> _WHAT IS EXPECTED_
Format the rows below as a numbered list, and drop any blank lines.

── DATA SUPPLIED ──

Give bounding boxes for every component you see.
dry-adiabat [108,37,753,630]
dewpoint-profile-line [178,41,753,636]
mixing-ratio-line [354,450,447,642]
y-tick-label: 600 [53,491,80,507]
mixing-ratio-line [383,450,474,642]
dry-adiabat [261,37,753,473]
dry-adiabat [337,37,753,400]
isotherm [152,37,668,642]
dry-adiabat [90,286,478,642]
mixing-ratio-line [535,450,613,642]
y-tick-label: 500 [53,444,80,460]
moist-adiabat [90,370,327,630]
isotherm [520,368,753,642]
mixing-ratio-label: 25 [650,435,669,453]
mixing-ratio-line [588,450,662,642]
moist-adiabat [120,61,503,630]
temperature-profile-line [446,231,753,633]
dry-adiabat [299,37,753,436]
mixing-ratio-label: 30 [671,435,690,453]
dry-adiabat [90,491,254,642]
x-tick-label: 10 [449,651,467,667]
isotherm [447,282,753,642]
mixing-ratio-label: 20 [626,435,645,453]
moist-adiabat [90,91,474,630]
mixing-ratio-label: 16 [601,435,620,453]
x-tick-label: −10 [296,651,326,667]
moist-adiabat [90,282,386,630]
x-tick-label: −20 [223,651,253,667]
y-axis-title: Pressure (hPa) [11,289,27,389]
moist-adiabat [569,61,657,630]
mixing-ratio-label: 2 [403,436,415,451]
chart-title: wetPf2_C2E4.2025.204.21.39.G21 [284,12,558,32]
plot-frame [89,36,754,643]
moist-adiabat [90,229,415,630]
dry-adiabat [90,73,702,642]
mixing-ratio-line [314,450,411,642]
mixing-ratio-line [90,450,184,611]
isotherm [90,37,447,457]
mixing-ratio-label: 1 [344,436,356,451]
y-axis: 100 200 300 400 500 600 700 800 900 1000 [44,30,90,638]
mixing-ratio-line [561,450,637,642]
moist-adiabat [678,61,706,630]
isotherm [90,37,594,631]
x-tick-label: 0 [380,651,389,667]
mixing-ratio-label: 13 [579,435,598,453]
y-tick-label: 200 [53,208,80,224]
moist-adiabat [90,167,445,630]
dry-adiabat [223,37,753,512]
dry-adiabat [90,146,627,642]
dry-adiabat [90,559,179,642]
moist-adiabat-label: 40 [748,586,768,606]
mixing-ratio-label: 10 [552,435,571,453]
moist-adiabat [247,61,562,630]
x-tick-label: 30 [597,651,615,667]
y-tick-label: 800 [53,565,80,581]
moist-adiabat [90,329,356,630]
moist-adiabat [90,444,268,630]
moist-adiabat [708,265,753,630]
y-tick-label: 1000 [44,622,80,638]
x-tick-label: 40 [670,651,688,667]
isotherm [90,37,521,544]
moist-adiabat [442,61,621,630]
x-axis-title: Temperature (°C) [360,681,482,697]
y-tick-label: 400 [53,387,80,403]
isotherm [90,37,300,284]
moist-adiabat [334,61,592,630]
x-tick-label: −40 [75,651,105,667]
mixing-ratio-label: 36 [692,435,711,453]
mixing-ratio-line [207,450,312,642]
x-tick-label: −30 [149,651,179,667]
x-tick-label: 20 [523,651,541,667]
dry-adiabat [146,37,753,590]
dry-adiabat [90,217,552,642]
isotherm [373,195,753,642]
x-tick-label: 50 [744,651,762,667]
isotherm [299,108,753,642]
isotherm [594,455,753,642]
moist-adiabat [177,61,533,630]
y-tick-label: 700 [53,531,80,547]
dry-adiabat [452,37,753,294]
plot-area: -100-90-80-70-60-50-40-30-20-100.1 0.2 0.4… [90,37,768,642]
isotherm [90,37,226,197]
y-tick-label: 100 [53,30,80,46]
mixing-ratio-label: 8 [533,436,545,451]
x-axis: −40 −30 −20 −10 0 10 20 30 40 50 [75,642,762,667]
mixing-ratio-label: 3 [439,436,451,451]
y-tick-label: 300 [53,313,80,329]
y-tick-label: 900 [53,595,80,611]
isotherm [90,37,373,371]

───

> _RESULT OF THIS TASK_
1. Give bounding boxes for every component you see.
2. dry-adiabat [108,37,753,630]
3. dewpoint-profile-line [178,41,753,636]
4. mixing-ratio-line [354,450,447,642]
5. y-tick-label: 600 [53,491,80,507]
6. mixing-ratio-line [383,450,474,642]
7. dry-adiabat [261,37,753,473]
8. dry-adiabat [337,37,753,400]
9. isotherm [152,37,668,642]
10. dry-adiabat [90,286,478,642]
11. mixing-ratio-line [535,450,613,642]
12. y-tick-label: 500 [53,444,80,460]
13. moist-adiabat [90,370,327,630]
14. isotherm [520,368,753,642]
15. mixing-ratio-label: 25 [650,435,669,453]
16. mixing-ratio-line [588,450,662,642]
17. moist-adiabat [120,61,503,630]
18. temperature-profile-line [446,231,753,633]
19. dry-adiabat [299,37,753,436]
20. mixing-ratio-label: 30 [671,435,690,453]
21. dry-adiabat [90,491,254,642]
22. x-tick-label: 10 [449,651,467,667]
23. isotherm [447,282,753,642]
24. mixing-ratio-label: 20 [626,435,645,453]
25. moist-adiabat [90,91,474,630]
26. mixing-ratio-label: 16 [601,435,620,453]
27. x-tick-label: −10 [296,651,326,667]
28. moist-adiabat [90,282,386,630]
29. x-tick-label: −20 [223,651,253,667]
30. y-axis-title: Pressure (hPa) [11,289,27,389]
31. moist-adiabat [569,61,657,630]
32. mixing-ratio-label: 2 [403,436,415,451]
33. chart-title: wetPf2_C2E4.2025.204.21.39.G21 [284,12,558,32]
34. plot-frame [89,36,754,643]
35. moist-adiabat [90,229,415,630]
36. dry-adiabat [90,73,702,642]
37. mixing-ratio-line [314,450,411,642]
38. mixing-ratio-line [90,450,184,611]
39. isotherm [90,37,447,457]
40. mixing-ratio-label: 1 [344,436,356,451]
41. y-axis: 100 200 300 400 500 600 700 800 900 1000 [44,30,90,638]
42. mixing-ratio-line [561,450,637,642]
43. moist-adiabat [678,61,706,630]
44. isotherm [90,37,594,631]
45. x-tick-label: 0 [380,651,389,667]
46. mixing-ratio-label: 13 [579,435,598,453]
47. y-tick-label: 200 [53,208,80,224]
48. moist-adiabat [90,167,445,630]
49. dry-adiabat [223,37,753,512]
50. dry-adiabat [90,146,627,642]
51. dry-adiabat [90,559,179,642]
52. moist-adiabat-label: 40 [748,586,768,606]
53. mixing-ratio-label: 10 [552,435,571,453]
54. moist-adiabat [247,61,562,630]
55. x-tick-label: 30 [597,651,615,667]
56. y-tick-label: 800 [53,565,80,581]
57. moist-adiabat [90,329,356,630]
58. moist-adiabat [90,444,268,630]
59. moist-adiabat [708,265,753,630]
60. y-tick-label: 1000 [44,622,80,638]
61. x-tick-label: 40 [670,651,688,667]
62. isotherm [90,37,521,544]
63. moist-adiabat [442,61,621,630]
64. x-axis-title: Temperature (°C) [360,681,482,697]
65. y-tick-label: 400 [53,387,80,403]
66. isotherm [90,37,300,284]
67. moist-adiabat [334,61,592,630]
68. x-tick-label: −40 [75,651,105,667]
69. mixing-ratio-label: 36 [692,435,711,453]
70. mixing-ratio-line [207,450,312,642]
71. x-tick-label: −30 [149,651,179,667]
72. x-tick-label: 20 [523,651,541,667]
73. dry-adiabat [146,37,753,590]
74. dry-adiabat [90,217,552,642]
75. isotherm [373,195,753,642]
76. x-tick-label: 50 [744,651,762,667]
77. isotherm [299,108,753,642]
78. isotherm [594,455,753,642]
79. moist-adiabat [177,61,533,630]
80. y-tick-label: 700 [53,531,80,547]
81. dry-adiabat [452,37,753,294]
82. plot-area: -100-90-80-70-60-50-40-30-20-100.1 0.2 0.4… [90,37,768,642]
83. isotherm [90,37,226,197]
84. y-tick-label: 100 [53,30,80,46]
85. mixing-ratio-label: 8 [533,436,545,451]
86. x-axis: −40 −30 −20 −10 0 10 20 30 40 50 [75,642,762,667]
87. mixing-ratio-label: 3 [439,436,451,451]
88. y-tick-label: 300 [53,313,80,329]
89. y-tick-label: 900 [53,595,80,611]
90. isotherm [90,37,373,371]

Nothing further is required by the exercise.